- _DOCUMENT EXTRACT_:
══════

Or Extraordinary How Potent Cheap Fiction Is
That could describe either the motorcycles or the men who ride them. Or both. For the male motorcyclist has become the hot new hunk of romance novels.
Over the past ten years, there have been between three and four thousand romance novels with a biker as the hero. (In romance novels, we still have heroes and heroines.) That’s more than the total number of motorcycle adventure travel books published in the last one hundred years.
“Romances with motorcycle clubs and/or heroes who ride motorcycles have increased in popularity in the past few years, and TV shows like Sons of Anarchy can take some of the credit for that,” said Erin Fry, a spokesperson for the Romance Writers of America (RWA), a professional organization with more than ten thousand members. “Often romance novels reflect popular culture, so it’s not surprising to me that romances with motorcycle heroes/heroines are popular”.
Joanna Wylde, who is known for her best-selling Reapers MC romance novel series, is among those who were inspired by Jax Teller and the gang. “Sons of Anarchy got me started on my research. I caught an episode completely at random. What caught my attention was the club’s formal organizational structure. I thought it was ridiculous. In my mind, MCs were just chaotic gangs. I started researching, thinking the research would back up my preconceptions. Instead, it opened my eyes to a whole new world.”
For Jessica Moro, writing in the Heroes and Heartbreakers blog, it may be less the club and more the clubman. “Jax Teller is the epitome of the MC hero: tough as nails attitude, loyal, caring, and hoooooottttt. MC books have become quite the rage and it seems this type of hero won’t be fading away any time soon. What makes a great MC hero? Tough love, alphastastic attitude, a deep loyalty for their brothers, and they’re incredibly sexy!”
Katie Ashley was not only inspired by Teller and Sons of Anarchy, she also dedicated her book, Vicious Cycle, to Charlie Hunnam, who played Teller in the TV series.

══════

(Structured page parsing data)
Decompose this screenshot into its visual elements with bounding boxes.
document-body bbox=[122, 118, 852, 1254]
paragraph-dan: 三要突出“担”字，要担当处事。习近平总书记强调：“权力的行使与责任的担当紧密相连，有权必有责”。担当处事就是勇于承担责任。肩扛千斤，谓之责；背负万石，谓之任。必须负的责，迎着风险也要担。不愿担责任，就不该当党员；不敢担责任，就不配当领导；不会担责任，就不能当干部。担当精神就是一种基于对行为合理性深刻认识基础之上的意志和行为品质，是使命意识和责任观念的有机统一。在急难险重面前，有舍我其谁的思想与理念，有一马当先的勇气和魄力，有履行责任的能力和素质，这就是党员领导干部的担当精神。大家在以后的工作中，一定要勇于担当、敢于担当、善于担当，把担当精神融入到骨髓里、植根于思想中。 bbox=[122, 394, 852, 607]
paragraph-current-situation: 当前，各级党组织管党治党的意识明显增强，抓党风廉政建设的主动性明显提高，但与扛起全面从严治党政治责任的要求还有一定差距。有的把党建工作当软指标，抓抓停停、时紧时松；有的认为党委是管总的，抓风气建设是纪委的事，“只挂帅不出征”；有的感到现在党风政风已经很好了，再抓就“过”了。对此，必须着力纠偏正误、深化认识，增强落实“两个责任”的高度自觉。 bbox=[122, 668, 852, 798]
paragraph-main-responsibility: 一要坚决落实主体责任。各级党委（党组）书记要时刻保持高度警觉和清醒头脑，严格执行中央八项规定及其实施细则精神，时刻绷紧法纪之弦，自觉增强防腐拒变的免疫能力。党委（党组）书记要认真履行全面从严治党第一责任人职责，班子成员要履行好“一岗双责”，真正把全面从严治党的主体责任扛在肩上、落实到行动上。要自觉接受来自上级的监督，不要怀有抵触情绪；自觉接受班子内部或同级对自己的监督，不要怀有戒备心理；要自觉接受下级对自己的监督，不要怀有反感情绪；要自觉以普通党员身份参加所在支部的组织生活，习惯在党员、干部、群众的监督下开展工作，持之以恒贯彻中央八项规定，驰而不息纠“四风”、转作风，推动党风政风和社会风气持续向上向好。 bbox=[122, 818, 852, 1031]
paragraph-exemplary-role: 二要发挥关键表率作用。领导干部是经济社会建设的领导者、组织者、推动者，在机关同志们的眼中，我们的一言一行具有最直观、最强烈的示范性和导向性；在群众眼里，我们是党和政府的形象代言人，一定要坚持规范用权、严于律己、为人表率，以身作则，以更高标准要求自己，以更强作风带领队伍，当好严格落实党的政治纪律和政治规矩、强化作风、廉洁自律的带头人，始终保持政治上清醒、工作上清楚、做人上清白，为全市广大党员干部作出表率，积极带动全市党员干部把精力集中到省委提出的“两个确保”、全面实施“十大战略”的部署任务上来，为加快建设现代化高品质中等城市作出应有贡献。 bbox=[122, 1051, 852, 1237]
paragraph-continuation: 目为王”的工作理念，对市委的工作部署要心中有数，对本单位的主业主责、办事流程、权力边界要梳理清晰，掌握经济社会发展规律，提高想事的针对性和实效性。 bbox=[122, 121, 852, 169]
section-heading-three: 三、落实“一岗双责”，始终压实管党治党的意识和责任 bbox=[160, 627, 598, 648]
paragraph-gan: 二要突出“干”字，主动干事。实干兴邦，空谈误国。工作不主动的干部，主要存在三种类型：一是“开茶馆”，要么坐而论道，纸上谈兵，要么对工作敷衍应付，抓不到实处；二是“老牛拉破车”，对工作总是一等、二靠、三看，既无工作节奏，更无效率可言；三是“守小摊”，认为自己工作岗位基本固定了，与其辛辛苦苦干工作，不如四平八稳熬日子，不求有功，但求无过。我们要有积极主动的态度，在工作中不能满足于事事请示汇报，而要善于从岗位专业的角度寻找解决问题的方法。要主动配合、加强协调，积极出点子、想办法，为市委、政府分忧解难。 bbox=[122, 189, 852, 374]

══════

- _WORK TO COMPLETE_:
(1) According to the biker romance article, how many members does the Romance Writers of America have?
(2) Please write the next part of the biker romance article, picking up after its final sentence.
This listing comes from a different source than the biker romance article.

- _ANSWERS PER TASK_:
(1) More than ten thousand.

(2)
It’s easy to laugh at genre fiction, the proverbial “cheap fiction” of yore, until we look at the numbers. Here is the States, romance novels are a billion-dollar-a-year industry with more than 10,000 new titles appearing annually. It is the second most popular category of fiction after ‘general’, 17% and 27% respectively. Not that Britain is a slouch when it comes to romance, Victoria Wood’s Barry and Freda notwithstanding. According to the statistics provided on the Romance Novelists Association (RNA) website, the British consume 24 million romance novels a year, adding up to more than a hefty £118 million. Not only do more people read general and romance fiction in Britain, but also the gap is smaller: 26% for the former v 22% for the latter. In raw numbers, that’s about 5.6 million, as opposed to the 4.7 million who bought crime/mystery or the 4.5 million who bought adventure/thriller. No wonder Rupert Murdoch’s NewsCorp bought Harlequin for $415 million dollars a couple of years ago.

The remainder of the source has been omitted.